• _DATA RECORDS_
********
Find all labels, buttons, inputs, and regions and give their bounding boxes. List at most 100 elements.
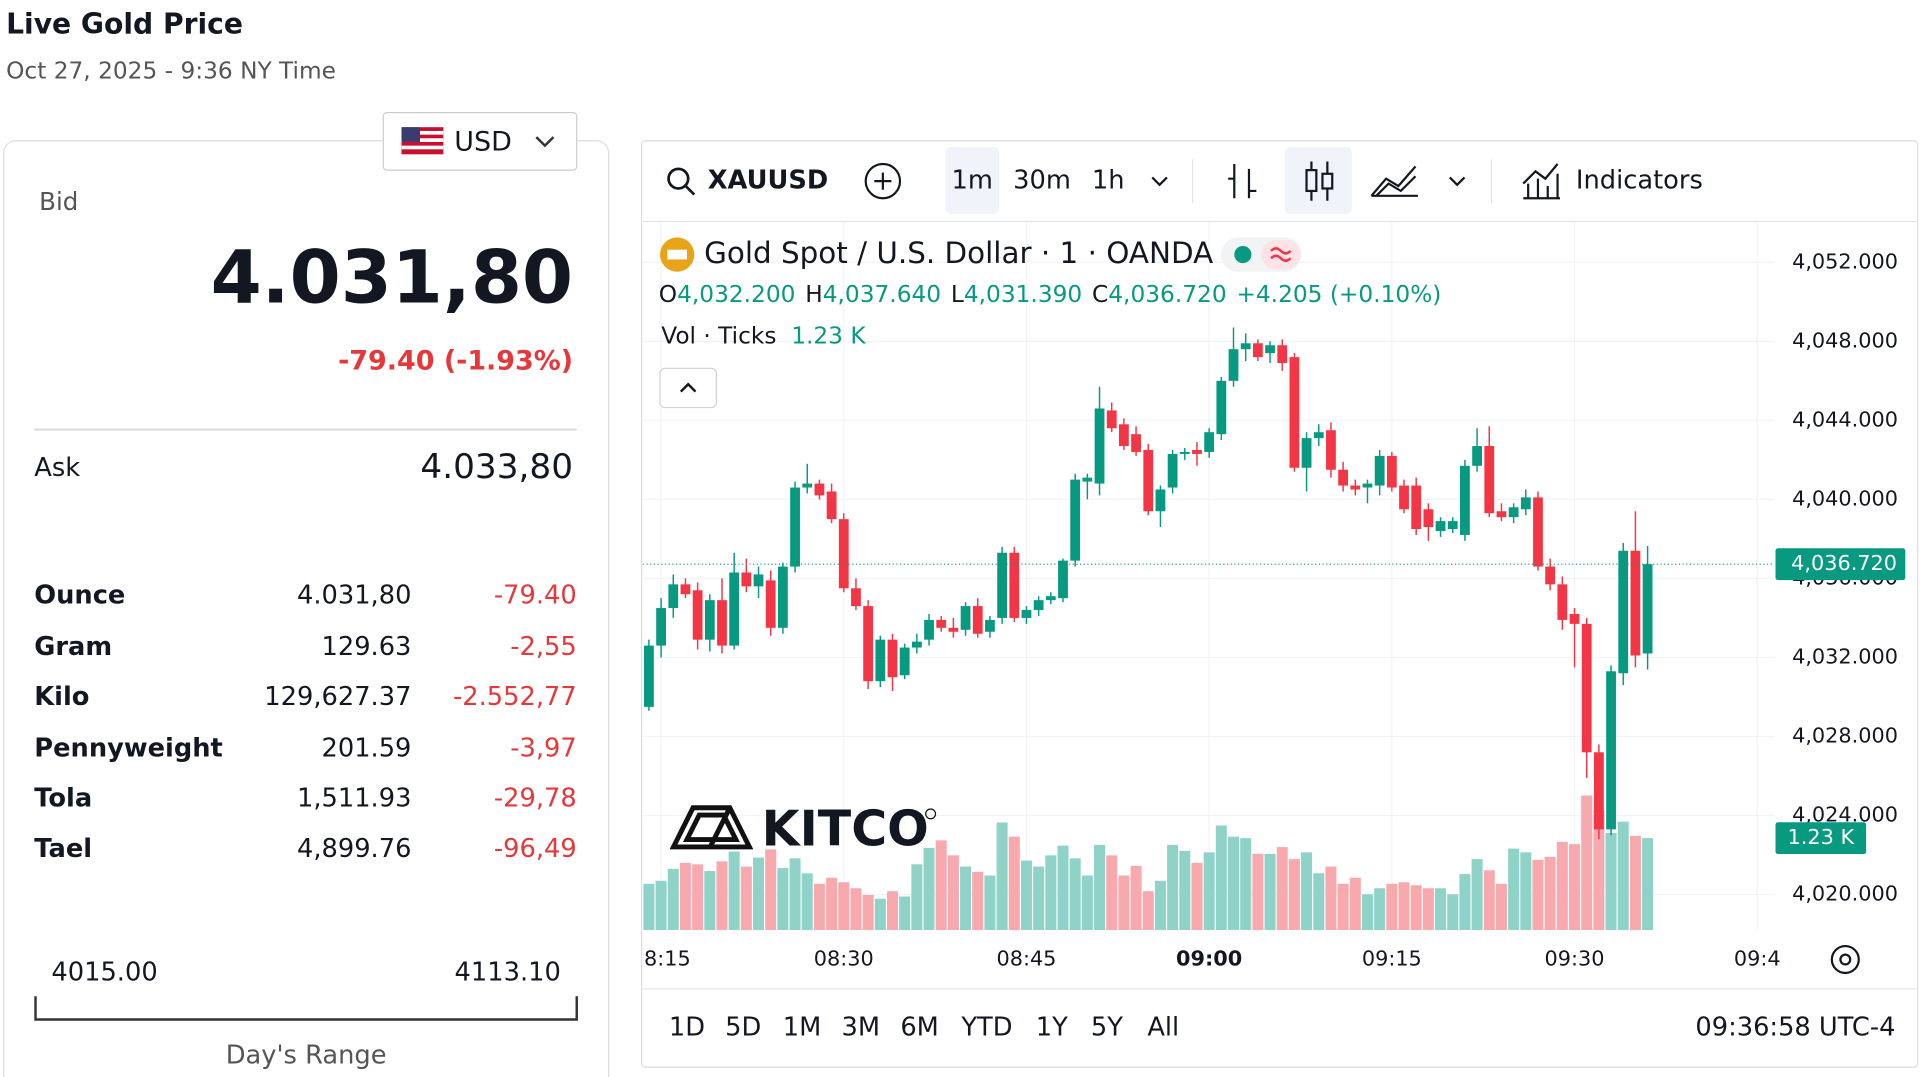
unit-name: Kilo (34, 682, 89, 712)
chevron[interactable] (1151, 176, 1168, 187)
candle-body (765, 580, 776, 628)
chart-title: Gold Spot / U.S. Dollar · 1 · OANDA (704, 236, 1213, 270)
ohlc-key: L (951, 280, 964, 307)
candle-body (948, 627, 959, 632)
candle-body (777, 566, 788, 628)
candle-body (1082, 477, 1093, 482)
candle-body (1228, 349, 1239, 381)
candle-body (887, 639, 898, 678)
candle-body (1021, 610, 1032, 618)
volume-bar (1471, 859, 1483, 931)
candle-body (1496, 511, 1507, 518)
indicators[interactable]: Indicators (1576, 166, 1703, 196)
range-button[interactable]: 3M (842, 1013, 881, 1043)
volume-bar (1520, 852, 1532, 931)
volume-bar (789, 858, 801, 931)
volume-bar (1410, 885, 1422, 931)
volume-bar (947, 855, 959, 931)
settings-icon[interactable] (1830, 944, 1860, 975)
x-tick-label: 09:4 (1734, 947, 1781, 971)
range-bar (34, 996, 578, 1021)
currency-select[interactable]: USD (382, 111, 578, 171)
candle-body (899, 647, 910, 676)
volume-bar (777, 868, 789, 931)
us-flag (401, 126, 444, 155)
search-icon[interactable] (667, 167, 690, 190)
chart-type-active[interactable] (1284, 146, 1352, 215)
candle-body (1508, 507, 1519, 518)
range-high: 4113.10 (455, 957, 561, 987)
x-tick-label: 8:15 (644, 947, 691, 971)
y-tick-label: 4,024.000 (1792, 803, 1898, 827)
collapse-button[interactable] (659, 367, 717, 409)
unit-change: -96,49 (494, 834, 577, 864)
bars-icon[interactable] (1228, 163, 1257, 199)
candle-body (1581, 623, 1592, 753)
candle-body (1045, 596, 1056, 601)
volume-bar (1069, 858, 1081, 931)
interval[interactable]: 1h (1092, 166, 1125, 196)
chevron[interactable] (1449, 176, 1466, 187)
unit-change: -29,78 (494, 784, 577, 814)
candle-body (741, 572, 752, 587)
currency-label[interactable]: USD (454, 127, 512, 158)
candle-body (1155, 489, 1166, 512)
volume-bar (1276, 847, 1288, 931)
range-button[interactable]: 1D (669, 1013, 705, 1043)
range-button[interactable]: All (1147, 1013, 1179, 1043)
volume-bar (1057, 845, 1069, 931)
candle-body (1143, 449, 1154, 512)
logo-mark (669, 805, 754, 850)
interval-active[interactable] (945, 146, 1000, 215)
add-symbol[interactable] (864, 162, 902, 200)
unit-change: -79.40 (494, 581, 577, 611)
range-button[interactable]: 5D (725, 1013, 761, 1043)
volume-bar (1191, 862, 1203, 931)
ohlc-key: O (659, 280, 677, 307)
interval[interactable]: 30m (1013, 166, 1071, 196)
volume-bar (740, 866, 752, 931)
candle-body (1386, 455, 1397, 488)
range-button[interactable]: 1Y (1036, 1013, 1068, 1043)
status-dot (1234, 245, 1252, 264)
volume-bar (643, 883, 655, 931)
volume-bar (655, 880, 667, 931)
candle-body (985, 619, 995, 632)
units-table: Ounce 4.031,80 -79.40 Gram 129.63 -2,55 Kilo 12… (34, 581, 576, 864)
plus-icon (874, 172, 892, 190)
volume-bar (850, 888, 862, 931)
range-button[interactable]: 6M (900, 1013, 939, 1043)
y-tick-label: 4,032.000 (1792, 644, 1898, 668)
candle-body (644, 645, 654, 707)
candle-body (1216, 380, 1227, 435)
candle-body (875, 639, 886, 682)
candle-body (692, 590, 703, 640)
volume-bar (996, 822, 1008, 931)
candle-body (1301, 438, 1312, 468)
candle-body (863, 606, 874, 682)
status-badge (1261, 239, 1301, 270)
symbol[interactable]: XAUUSD (708, 166, 828, 196)
candle-body (911, 641, 922, 648)
range-button[interactable]: 1M (783, 1013, 822, 1043)
y-tick-label: 4,028.000 (1792, 723, 1898, 747)
volume-bar (1167, 844, 1179, 931)
candle-body (802, 483, 813, 488)
volume-bar (1008, 836, 1020, 931)
volume-bar (874, 898, 886, 931)
interval[interactable]: 1m (952, 166, 993, 196)
volume-bar (716, 861, 728, 931)
area-icon[interactable] (1370, 165, 1418, 197)
candle-body (1179, 451, 1190, 454)
indicators-icon[interactable] (1522, 163, 1560, 200)
volume-bar (1301, 852, 1313, 931)
candle-body (972, 606, 983, 634)
volume-bar (1569, 844, 1581, 931)
candle-body (1131, 434, 1141, 452)
range-button[interactable]: 5Y (1091, 1013, 1123, 1043)
unit-name: Tael (34, 834, 92, 864)
range-button[interactable]: YTD (960, 1013, 1012, 1043)
unit-price: 201.59 (322, 734, 412, 764)
candle-body (1313, 432, 1324, 439)
footer: 1D 5D 1M 3M 6M YTD 1Y 5Y All (669, 1013, 1179, 1043)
********
Filter the rows above, keeping only those that contain the string "chart", and list each one in full.

• _TASK RESULT_
chart-title: Gold Spot / U.S. Dollar · 1 · OANDA (704, 236, 1213, 270)
chart-type-active[interactable] (1284, 146, 1352, 215)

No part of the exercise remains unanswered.